Set task
Collect each line of the records below that contains the string "decor".

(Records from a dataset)
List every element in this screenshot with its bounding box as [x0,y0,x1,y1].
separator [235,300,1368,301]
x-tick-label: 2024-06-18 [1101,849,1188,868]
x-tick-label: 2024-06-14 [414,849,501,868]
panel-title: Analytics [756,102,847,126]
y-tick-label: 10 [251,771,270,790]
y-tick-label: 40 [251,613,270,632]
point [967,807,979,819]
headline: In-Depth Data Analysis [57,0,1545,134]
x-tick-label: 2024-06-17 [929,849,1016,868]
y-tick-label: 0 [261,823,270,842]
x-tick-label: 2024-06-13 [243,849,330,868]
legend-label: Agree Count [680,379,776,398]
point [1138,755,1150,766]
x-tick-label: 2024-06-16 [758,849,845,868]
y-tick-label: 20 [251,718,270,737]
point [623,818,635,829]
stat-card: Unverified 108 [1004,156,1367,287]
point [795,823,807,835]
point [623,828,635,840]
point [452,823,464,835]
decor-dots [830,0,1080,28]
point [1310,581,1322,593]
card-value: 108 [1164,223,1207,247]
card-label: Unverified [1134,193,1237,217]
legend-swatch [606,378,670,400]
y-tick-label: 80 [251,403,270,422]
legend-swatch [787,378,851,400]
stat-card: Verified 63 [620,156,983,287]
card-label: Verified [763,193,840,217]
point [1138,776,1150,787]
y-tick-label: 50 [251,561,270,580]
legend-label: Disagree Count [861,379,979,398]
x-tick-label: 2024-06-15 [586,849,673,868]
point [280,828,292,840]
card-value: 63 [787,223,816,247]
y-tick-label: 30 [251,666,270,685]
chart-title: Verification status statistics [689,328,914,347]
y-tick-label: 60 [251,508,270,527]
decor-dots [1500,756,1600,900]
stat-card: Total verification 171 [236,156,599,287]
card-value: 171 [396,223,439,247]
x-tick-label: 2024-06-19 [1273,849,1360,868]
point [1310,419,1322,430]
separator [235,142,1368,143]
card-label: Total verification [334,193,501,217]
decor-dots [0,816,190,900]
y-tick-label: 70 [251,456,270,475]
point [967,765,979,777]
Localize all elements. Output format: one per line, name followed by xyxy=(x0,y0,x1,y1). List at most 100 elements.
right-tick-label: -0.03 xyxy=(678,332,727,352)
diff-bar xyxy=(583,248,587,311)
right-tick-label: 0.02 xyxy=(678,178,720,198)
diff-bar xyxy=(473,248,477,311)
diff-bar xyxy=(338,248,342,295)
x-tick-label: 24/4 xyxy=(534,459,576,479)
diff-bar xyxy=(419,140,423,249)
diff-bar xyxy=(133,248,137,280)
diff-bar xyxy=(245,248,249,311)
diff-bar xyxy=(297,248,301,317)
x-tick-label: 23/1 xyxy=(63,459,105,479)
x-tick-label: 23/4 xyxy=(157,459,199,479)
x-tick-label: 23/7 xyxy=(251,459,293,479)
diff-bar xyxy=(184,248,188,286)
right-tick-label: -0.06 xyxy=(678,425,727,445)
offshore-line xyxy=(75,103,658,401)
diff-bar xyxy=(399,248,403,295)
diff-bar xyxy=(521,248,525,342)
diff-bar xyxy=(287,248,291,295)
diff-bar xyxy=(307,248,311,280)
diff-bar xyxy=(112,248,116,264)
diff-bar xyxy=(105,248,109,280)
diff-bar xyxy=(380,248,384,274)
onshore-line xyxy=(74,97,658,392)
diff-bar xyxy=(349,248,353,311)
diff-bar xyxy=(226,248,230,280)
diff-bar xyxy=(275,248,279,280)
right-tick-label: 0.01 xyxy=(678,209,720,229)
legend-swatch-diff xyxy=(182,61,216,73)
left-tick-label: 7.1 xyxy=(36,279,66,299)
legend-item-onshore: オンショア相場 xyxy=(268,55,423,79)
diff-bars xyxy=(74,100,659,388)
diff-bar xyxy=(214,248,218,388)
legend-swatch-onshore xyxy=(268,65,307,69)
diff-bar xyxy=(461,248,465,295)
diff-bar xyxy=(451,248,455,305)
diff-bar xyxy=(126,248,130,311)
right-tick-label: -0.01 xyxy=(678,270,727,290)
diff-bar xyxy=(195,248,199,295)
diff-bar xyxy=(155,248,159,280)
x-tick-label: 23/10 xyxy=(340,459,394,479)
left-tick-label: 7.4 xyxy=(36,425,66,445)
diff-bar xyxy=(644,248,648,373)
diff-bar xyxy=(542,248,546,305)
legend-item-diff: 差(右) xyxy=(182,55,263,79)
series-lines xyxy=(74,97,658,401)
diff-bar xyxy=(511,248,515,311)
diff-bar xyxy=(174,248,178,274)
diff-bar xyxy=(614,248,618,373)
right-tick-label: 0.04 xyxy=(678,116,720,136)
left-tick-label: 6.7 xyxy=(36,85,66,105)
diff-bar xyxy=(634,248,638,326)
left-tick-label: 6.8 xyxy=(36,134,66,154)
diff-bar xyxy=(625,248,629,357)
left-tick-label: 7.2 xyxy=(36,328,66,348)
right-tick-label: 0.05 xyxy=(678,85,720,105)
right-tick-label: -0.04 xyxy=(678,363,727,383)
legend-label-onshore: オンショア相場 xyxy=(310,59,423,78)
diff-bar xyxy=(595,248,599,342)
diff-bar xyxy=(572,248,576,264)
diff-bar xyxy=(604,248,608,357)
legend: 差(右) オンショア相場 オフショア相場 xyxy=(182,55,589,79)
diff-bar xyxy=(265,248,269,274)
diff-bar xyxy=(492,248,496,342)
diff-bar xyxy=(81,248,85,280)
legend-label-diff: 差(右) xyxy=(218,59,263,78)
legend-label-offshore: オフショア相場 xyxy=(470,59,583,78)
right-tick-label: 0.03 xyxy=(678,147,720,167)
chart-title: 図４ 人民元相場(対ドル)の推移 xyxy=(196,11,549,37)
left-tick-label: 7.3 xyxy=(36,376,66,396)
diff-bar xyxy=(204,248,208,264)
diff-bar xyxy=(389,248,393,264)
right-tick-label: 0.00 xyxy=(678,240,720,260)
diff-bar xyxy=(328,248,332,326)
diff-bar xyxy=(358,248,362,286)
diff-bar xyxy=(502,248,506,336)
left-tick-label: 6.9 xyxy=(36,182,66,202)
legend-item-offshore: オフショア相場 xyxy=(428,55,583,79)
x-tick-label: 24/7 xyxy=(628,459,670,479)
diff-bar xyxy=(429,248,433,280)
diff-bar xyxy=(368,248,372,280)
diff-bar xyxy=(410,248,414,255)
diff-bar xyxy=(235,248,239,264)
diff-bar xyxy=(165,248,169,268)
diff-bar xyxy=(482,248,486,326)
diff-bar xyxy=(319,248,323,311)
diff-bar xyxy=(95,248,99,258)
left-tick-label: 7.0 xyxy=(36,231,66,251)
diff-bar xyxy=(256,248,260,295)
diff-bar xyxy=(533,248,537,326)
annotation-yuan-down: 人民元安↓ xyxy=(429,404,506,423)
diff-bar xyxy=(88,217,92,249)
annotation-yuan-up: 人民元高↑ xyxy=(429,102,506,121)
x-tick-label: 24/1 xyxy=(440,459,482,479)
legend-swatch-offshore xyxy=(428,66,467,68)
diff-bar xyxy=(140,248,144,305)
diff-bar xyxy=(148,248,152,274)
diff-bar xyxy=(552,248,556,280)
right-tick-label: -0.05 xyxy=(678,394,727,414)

Response
decor-dots [830,0,1080,28]
decor-dots [1500,756,1600,900]
decor-dots [0,816,190,900]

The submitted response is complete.